<<<<
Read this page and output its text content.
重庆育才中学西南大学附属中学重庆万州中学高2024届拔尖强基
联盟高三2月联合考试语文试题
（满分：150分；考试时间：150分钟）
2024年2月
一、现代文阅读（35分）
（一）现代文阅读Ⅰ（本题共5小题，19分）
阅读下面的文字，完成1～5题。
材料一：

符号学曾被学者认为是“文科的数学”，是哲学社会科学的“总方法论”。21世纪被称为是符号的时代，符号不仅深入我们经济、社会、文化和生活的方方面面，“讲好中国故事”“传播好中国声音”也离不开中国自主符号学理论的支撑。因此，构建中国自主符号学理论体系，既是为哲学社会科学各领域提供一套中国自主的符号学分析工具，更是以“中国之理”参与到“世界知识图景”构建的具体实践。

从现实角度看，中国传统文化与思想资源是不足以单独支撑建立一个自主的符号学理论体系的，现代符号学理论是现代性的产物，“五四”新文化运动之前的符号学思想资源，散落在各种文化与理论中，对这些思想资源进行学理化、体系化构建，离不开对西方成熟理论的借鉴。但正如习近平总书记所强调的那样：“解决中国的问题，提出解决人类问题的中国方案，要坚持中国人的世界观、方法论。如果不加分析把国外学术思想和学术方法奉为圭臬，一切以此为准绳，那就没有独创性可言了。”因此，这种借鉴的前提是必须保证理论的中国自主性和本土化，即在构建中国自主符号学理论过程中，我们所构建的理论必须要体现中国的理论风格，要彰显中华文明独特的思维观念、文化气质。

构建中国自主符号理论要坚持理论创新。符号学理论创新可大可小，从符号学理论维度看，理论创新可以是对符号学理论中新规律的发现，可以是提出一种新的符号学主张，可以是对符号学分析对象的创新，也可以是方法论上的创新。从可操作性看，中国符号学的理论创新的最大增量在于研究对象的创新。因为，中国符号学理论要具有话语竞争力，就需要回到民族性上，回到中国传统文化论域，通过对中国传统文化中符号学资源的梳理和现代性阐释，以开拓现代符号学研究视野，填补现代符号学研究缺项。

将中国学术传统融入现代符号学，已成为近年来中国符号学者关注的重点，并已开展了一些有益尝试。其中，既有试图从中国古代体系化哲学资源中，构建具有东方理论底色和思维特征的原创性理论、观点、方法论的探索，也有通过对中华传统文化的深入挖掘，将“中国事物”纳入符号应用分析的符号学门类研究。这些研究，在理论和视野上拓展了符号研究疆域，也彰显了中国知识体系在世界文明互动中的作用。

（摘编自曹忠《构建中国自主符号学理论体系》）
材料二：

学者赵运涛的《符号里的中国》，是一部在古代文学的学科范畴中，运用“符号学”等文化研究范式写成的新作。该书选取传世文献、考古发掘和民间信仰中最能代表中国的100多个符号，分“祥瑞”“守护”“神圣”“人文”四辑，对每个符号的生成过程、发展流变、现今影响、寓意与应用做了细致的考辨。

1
>>>>
**What to work on:**
Repeat every entry word for word.

**Result for this task:**
Read this page and output its text content.
重庆育才中学西南大学附属中学重庆万州中学高2024届拔尖强基
联盟高三2月联合考试语文试题
（满分：150分；考试时间：150分钟）
2024年2月
一、现代文阅读（35分）
（一）现代文阅读Ⅰ（本题共5小题，19分）
阅读下面的文字，完成1～5题。
材料一：

符号学曾被学者认为是“文科的数学”，是哲学社会科学的“总方法论”。21世纪被称为是符号的时代，符号不仅深入我们经济、社会、文化和生活的方方面面，“讲好中国故事”“传播好中国声音”也离不开中国自主符号学理论的支撑。因此，构建中国自主符号学理论体系，既是为哲学社会科学各领域提供一套中国自主的符号学分析工具，更是以“中国之理”参与到“世界知识图景”构建的具体实践。

从现实角度看，中国传统文化与思想资源是不足以单独支撑建立一个自主的符号学理论体系的，现代符号学理论是现代性的产物，“五四”新文化运动之前的符号学思想资源，散落在各种文化与理论中，对这些思想资源进行学理化、体系化构建，离不开对西方成熟理论的借鉴。但正如习近平总书记所强调的那样：“解决中国的问题，提出解决人类问题的中国方案，要坚持中国人的世界观、方法论。如果不加分析把国外学术思想和学术方法奉为圭臬，一切以此为准绳，那就没有独创性可言了。”因此，这种借鉴的前提是必须保证理论的中国自主性和本土化，即在构建中国自主符号学理论过程中，我们所构建的理论必须要体现中国的理论风格，要彰显中华文明独特的思维观念、文化气质。

构建中国自主符号理论要坚持理论创新。符号学理论创新可大可小，从符号学理论维度看，理论创新可以是对符号学理论中新规律的发现，可以是提出一种新的符号学主张，可以是对符号学分析对象的创新，也可以是方法论上的创新。从可操作性看，中国符号学的理论创新的最大增量在于研究对象的创新。因为，中国符号学理论要具有话语竞争力，就需要回到民族性上，回到中国传统文化论域，通过对中国传统文化中符号学资源的梳理和现代性阐释，以开拓现代符号学研究视野，填补现代符号学研究缺项。

将中国学术传统融入现代符号学，已成为近年来中国符号学者关注的重点，并已开展了一些有益尝试。其中，既有试图从中国古代体系化哲学资源中，构建具有东方理论底色和思维特征的原创性理论、观点、方法论的探索，也有通过对中华传统文化的深入挖掘，将“中国事物”纳入符号应用分析的符号学门类研究。这些研究，在理论和视野上拓展了符号研究疆域，也彰显了中国知识体系在世界文明互动中的作用。

（摘编自曹忠《构建中国自主符号学理论体系》）
材料二：

学者赵运涛的《符号里的中国》，是一部在古代文学的学科范畴中，运用“符号学”等文化研究范式写成的新作。该书选取传世文献、考古发掘和民间信仰中最能代表中国的100多个符号，分“祥瑞”“守护”“神圣”“人文”四辑，对每个符号的生成过程、发展流变、现今影响、寓意与应用做了细致的考辨。

1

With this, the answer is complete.